(SUPPLIED RECORDS)
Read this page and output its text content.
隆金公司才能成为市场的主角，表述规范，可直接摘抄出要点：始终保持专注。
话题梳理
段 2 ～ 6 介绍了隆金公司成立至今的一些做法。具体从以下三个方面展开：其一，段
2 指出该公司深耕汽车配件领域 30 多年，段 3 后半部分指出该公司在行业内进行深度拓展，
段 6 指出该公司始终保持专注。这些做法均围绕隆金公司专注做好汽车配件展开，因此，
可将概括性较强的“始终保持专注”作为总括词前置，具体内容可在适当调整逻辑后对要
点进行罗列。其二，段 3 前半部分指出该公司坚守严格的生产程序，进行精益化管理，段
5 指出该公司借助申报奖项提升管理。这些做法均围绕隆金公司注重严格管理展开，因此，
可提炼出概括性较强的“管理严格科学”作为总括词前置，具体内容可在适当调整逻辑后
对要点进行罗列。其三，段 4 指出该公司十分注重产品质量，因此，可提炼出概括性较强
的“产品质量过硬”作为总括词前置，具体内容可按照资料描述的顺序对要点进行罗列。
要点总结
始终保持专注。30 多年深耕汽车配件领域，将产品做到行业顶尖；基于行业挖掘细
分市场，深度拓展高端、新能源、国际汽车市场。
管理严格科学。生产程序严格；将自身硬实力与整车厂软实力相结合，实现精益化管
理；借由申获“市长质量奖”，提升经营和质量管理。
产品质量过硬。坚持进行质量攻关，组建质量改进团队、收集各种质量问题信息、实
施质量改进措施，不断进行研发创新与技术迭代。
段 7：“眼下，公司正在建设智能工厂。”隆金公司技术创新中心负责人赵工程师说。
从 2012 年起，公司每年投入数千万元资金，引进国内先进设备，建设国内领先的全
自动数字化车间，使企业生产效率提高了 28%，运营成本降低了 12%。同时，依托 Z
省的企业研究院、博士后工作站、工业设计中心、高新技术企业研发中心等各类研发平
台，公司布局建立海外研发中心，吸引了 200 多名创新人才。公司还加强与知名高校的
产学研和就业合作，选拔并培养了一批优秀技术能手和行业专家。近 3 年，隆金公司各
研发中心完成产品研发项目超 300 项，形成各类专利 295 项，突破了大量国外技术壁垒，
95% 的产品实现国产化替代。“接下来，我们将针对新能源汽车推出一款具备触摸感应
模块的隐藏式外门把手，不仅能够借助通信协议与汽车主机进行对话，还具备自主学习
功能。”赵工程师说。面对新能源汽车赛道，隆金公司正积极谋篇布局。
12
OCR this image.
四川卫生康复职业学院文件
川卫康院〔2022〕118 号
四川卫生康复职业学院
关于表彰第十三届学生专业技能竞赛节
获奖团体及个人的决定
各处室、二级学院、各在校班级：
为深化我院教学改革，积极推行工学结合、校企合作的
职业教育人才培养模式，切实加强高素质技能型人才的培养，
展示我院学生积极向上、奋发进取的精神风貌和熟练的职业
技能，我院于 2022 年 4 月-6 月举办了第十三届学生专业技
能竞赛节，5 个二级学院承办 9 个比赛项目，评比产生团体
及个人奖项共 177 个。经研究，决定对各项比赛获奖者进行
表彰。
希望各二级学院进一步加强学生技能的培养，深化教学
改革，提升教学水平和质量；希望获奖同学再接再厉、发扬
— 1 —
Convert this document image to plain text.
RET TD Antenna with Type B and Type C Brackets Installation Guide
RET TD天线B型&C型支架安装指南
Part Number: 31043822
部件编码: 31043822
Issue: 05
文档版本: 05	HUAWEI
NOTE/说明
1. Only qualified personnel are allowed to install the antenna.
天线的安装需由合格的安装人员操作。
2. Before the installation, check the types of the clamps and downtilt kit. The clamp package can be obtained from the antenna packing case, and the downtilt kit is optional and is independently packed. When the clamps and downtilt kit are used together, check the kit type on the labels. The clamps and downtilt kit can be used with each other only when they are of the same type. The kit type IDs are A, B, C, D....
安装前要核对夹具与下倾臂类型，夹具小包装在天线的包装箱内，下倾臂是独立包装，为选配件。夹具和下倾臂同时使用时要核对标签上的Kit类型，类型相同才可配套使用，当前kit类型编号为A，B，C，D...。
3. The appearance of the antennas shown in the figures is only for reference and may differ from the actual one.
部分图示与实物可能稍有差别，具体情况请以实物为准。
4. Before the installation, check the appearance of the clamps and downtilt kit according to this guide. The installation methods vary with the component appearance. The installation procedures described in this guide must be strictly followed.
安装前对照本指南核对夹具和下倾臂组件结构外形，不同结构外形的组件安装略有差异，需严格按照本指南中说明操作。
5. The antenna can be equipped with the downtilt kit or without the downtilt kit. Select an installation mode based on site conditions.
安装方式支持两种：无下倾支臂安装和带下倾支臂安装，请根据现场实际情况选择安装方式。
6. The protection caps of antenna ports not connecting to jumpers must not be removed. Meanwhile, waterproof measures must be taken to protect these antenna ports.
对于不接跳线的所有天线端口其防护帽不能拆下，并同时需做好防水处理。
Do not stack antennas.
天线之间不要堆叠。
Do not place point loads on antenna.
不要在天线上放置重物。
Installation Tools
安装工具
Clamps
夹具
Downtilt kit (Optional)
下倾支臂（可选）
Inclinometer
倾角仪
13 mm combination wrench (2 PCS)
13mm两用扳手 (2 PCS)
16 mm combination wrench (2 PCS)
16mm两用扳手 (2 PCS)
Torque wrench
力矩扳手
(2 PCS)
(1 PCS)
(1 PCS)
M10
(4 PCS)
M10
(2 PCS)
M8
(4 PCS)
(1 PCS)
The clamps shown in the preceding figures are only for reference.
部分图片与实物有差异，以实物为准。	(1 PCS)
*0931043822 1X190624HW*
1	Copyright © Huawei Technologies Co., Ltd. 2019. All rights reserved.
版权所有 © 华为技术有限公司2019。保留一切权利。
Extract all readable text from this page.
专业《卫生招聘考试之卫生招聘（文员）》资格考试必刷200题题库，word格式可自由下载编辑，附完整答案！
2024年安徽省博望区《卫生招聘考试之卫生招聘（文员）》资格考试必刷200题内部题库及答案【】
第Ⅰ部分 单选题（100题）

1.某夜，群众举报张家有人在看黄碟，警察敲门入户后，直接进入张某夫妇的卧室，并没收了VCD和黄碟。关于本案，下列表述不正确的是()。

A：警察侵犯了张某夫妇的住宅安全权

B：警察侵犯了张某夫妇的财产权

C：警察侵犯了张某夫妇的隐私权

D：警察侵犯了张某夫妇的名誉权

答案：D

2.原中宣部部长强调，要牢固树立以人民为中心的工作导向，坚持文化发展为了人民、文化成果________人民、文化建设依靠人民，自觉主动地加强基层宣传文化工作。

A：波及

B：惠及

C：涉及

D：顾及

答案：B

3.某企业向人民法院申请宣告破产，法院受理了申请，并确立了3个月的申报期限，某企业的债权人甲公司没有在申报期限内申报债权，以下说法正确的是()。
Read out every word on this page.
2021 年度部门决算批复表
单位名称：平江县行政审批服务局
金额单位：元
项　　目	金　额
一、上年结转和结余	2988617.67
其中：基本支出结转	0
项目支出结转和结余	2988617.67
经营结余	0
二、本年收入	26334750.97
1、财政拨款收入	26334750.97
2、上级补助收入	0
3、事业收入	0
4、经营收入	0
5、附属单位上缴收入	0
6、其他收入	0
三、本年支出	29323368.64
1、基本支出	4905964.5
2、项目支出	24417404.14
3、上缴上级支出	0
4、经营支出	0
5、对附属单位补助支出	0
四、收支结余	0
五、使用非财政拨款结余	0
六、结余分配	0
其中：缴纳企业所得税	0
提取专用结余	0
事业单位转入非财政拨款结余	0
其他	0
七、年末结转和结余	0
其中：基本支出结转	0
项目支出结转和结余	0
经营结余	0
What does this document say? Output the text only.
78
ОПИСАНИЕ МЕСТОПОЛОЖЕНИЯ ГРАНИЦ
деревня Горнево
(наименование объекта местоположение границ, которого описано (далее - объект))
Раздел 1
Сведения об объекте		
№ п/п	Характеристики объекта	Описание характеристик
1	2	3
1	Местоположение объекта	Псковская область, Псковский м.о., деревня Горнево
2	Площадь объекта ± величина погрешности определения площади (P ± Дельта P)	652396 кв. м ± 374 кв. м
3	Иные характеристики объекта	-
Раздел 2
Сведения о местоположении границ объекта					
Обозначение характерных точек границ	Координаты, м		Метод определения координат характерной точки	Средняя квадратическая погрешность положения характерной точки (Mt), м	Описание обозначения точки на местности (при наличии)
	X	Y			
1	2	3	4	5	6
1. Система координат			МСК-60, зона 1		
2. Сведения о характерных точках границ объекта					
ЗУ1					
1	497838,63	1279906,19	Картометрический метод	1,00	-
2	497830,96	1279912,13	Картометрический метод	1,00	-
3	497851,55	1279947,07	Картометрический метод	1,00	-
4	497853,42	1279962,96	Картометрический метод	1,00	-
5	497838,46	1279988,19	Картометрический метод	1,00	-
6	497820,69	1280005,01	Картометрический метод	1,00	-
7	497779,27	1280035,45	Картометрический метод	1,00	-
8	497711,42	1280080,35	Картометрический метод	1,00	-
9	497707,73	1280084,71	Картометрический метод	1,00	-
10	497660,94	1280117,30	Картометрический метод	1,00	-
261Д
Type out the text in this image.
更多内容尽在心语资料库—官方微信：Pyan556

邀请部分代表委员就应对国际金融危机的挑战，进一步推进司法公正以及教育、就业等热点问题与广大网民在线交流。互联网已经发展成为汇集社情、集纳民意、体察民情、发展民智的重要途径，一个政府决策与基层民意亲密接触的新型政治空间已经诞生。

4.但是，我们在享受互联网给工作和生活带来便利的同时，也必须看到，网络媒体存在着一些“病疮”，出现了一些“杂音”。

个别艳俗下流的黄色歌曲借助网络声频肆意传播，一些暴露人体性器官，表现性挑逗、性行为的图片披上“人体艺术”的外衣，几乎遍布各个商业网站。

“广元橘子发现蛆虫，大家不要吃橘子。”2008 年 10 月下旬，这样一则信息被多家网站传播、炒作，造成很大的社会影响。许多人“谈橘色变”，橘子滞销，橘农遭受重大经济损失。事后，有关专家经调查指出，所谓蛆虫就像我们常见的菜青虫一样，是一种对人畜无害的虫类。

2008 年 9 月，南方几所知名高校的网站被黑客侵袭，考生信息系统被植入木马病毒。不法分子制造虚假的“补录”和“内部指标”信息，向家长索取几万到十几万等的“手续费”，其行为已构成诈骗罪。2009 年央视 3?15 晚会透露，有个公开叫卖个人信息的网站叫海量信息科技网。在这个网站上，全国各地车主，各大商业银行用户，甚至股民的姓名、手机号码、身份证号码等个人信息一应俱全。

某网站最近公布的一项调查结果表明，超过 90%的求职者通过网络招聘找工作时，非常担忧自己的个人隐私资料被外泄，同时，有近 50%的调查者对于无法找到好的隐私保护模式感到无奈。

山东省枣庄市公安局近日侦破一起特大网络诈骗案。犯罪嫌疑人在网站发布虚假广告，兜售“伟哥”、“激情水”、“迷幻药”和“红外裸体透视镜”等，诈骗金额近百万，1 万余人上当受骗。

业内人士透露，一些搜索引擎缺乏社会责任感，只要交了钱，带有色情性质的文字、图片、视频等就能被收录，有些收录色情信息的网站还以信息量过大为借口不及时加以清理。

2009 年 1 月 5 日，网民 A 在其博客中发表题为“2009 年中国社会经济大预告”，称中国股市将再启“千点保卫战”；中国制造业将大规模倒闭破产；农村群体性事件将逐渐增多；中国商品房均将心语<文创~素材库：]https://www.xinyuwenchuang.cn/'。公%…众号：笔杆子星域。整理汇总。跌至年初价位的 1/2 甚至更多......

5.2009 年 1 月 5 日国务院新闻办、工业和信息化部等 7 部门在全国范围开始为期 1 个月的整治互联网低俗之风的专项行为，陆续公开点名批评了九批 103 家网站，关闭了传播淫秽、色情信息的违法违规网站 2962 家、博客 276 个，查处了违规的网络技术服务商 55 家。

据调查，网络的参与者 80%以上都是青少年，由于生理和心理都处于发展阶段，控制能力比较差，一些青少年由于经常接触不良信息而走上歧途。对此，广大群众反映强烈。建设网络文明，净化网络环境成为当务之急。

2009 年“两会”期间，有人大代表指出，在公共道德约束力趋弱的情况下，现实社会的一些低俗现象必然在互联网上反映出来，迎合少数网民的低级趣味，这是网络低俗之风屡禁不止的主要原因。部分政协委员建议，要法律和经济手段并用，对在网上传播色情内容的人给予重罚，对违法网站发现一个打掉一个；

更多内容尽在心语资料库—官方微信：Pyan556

(STATED PROBLEM)
Where does the word "объекта" appear in the listing? List each line that holds it.

(RESULT OF THE TASK)
(наименование объекта местоположение границ, которого описано (далее - объект))
№ п/п	Характеристики объекта	Описание характеристик
1	Местоположение объекта	Псковская область, Псковский м.о., деревня Горнево
2	Площадь объекта ± величина погрешности определения площади (P ± Дельта P)	652396 кв. м ± 374 кв. м
3	Иные характеристики объекта	-
Сведения о местоположении границ объекта					
2. Сведения о характерных точках границ объекта					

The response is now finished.